TASK> Copy out each line of the material below with no changes.

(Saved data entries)
────

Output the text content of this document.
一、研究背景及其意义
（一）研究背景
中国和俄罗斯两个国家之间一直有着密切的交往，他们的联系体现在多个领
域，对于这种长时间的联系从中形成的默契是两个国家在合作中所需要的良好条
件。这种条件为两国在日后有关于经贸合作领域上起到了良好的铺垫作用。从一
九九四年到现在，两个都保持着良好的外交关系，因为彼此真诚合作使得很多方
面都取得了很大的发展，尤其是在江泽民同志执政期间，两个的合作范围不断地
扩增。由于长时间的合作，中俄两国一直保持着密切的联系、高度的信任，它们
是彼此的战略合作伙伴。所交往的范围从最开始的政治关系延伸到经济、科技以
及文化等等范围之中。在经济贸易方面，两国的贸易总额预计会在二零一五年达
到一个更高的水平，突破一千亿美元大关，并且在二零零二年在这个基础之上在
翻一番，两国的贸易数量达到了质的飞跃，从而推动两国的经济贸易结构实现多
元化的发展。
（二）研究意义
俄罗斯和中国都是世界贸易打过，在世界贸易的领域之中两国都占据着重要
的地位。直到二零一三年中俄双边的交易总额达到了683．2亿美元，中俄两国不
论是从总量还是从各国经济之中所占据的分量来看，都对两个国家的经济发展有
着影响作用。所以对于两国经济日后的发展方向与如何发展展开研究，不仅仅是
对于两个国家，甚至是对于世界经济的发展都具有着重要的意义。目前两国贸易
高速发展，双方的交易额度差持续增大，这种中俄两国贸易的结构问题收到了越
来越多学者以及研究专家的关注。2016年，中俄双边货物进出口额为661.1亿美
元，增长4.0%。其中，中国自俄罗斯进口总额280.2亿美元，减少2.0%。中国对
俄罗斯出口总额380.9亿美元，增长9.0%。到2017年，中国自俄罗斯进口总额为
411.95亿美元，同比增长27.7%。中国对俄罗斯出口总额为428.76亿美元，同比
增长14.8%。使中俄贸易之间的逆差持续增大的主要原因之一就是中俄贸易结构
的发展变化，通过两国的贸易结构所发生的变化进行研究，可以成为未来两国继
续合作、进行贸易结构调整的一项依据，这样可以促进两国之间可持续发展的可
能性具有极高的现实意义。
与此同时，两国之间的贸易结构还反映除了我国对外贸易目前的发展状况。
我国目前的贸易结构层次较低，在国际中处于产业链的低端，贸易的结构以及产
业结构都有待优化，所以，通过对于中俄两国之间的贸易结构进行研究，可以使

────

WORKED ANSWER>
Output the text content of this document.
一、研究背景及其意义
（一）研究背景
中国和俄罗斯两个国家之间一直有着密切的交往，他们的联系体现在多个领
域，对于这种长时间的联系从中形成的默契是两个国家在合作中所需要的良好条
件。这种条件为两国在日后有关于经贸合作领域上起到了良好的铺垫作用。从一
九九四年到现在，两个都保持着良好的外交关系，因为彼此真诚合作使得很多方
面都取得了很大的发展，尤其是在江泽民同志执政期间，两个的合作范围不断地
扩增。由于长时间的合作，中俄两国一直保持着密切的联系、高度的信任，它们
是彼此的战略合作伙伴。所交往的范围从最开始的政治关系延伸到经济、科技以
及文化等等范围之中。在经济贸易方面，两国的贸易总额预计会在二零一五年达
到一个更高的水平，突破一千亿美元大关，并且在二零零二年在这个基础之上在
翻一番，两国的贸易数量达到了质的飞跃，从而推动两国的经济贸易结构实现多
元化的发展。
（二）研究意义
俄罗斯和中国都是世界贸易打过，在世界贸易的领域之中两国都占据着重要
的地位。直到二零一三年中俄双边的交易总额达到了683．2亿美元，中俄两国不
论是从总量还是从各国经济之中所占据的分量来看，都对两个国家的经济发展有
着影响作用。所以对于两国经济日后的发展方向与如何发展展开研究，不仅仅是
对于两个国家，甚至是对于世界经济的发展都具有着重要的意义。目前两国贸易
高速发展，双方的交易额度差持续增大，这种中俄两国贸易的结构问题收到了越
来越多学者以及研究专家的关注。2016年，中俄双边货物进出口额为661.1亿美
元，增长4.0%。其中，中国自俄罗斯进口总额280.2亿美元，减少2.0%。中国对
俄罗斯出口总额380.9亿美元，增长9.0%。到2017年，中国自俄罗斯进口总额为
411.95亿美元，同比增长27.7%。中国对俄罗斯出口总额为428.76亿美元，同比
增长14.8%。使中俄贸易之间的逆差持续增大的主要原因之一就是中俄贸易结构
的发展变化，通过两国的贸易结构所发生的变化进行研究，可以成为未来两国继
续合作、进行贸易结构调整的一项依据，这样可以促进两国之间可持续发展的可
能性具有极高的现实意义。
与此同时，两国之间的贸易结构还反映除了我国对外贸易目前的发展状况。
我国目前的贸易结构层次较低，在国际中处于产业链的低端，贸易的结构以及产
业结构都有待优化，所以，通过对于中俄两国之间的贸易结构进行研究，可以使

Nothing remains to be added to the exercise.